=== WHAT YOU ARE ASKED TO DO ===
Seek out every line containing the word "está", and copy each.

=== RECORD LIST ===
start
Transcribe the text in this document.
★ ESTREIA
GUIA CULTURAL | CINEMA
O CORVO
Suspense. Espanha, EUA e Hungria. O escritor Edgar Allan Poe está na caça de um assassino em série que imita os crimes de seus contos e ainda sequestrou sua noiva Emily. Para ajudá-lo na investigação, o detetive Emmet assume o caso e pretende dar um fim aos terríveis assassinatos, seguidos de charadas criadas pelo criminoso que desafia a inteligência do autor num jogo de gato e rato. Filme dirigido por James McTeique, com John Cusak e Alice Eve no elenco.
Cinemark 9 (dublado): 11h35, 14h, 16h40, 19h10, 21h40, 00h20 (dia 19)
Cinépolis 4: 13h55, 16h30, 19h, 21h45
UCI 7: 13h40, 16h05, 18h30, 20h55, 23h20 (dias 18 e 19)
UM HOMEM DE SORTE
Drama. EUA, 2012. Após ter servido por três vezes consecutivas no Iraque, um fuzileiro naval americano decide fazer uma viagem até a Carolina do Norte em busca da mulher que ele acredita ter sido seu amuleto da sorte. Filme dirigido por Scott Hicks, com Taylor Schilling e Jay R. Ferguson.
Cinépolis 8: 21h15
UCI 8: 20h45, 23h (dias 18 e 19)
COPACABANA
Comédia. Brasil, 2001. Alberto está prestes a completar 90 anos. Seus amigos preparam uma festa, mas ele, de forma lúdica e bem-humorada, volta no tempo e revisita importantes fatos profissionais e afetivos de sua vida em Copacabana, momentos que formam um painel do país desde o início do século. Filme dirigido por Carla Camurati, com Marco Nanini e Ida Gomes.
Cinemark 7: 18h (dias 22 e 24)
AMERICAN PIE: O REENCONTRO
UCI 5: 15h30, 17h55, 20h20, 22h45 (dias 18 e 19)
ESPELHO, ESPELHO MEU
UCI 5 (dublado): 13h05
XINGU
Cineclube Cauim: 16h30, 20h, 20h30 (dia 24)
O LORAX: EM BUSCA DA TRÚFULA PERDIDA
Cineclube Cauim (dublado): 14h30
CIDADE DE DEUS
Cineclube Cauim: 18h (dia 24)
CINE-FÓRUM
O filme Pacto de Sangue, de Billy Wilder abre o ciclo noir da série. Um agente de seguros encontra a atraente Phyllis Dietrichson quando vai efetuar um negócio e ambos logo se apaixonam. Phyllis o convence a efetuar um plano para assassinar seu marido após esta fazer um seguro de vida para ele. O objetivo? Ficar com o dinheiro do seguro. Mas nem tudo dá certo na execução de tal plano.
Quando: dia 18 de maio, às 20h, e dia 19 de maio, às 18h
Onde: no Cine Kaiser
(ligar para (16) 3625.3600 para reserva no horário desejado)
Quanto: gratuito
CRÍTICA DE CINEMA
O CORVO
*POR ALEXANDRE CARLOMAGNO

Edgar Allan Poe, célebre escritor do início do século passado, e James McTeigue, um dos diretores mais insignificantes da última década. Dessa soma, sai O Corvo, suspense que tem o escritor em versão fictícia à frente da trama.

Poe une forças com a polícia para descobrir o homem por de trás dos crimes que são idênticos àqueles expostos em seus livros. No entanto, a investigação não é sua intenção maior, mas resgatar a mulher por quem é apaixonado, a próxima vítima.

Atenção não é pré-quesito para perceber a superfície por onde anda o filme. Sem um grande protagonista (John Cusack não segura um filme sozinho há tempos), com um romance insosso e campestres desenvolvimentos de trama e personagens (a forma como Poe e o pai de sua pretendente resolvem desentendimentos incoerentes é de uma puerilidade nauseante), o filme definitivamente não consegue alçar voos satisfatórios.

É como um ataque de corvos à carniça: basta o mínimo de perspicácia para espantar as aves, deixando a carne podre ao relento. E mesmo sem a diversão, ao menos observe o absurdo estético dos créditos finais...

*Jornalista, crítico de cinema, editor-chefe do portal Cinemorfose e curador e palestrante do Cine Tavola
end
=== REPLY ===
Suspense. Espanha, EUA e Hungria. O escritor Edgar Allan Poe está na caça de um assassino em série que imita os crimes de seus contos e ainda sequestrou sua noiva Emily. Para ajudá-lo na investigação, o detetive Emmet assume o caso e pretende dar um fim aos terríveis assassinatos, seguidos de charadas criadas pelo criminoso que desafia a inteligência do autor num jogo de gato e rato. Filme dirigido por James McTeique, com John Cusak e Alice Eve no elenco.
Comédia. Brasil, 2001. Alberto está prestes a completar 90 anos. Seus amigos preparam uma festa, mas ele, de forma lúdica e bem-humorada, volta no tempo e revisita importantes fatos profissionais e afetivos de sua vida em Copacabana, momentos que formam um painel do país desde o início do século. Filme dirigido por Carla Camurati, com Marco Nanini e Ida Gomes.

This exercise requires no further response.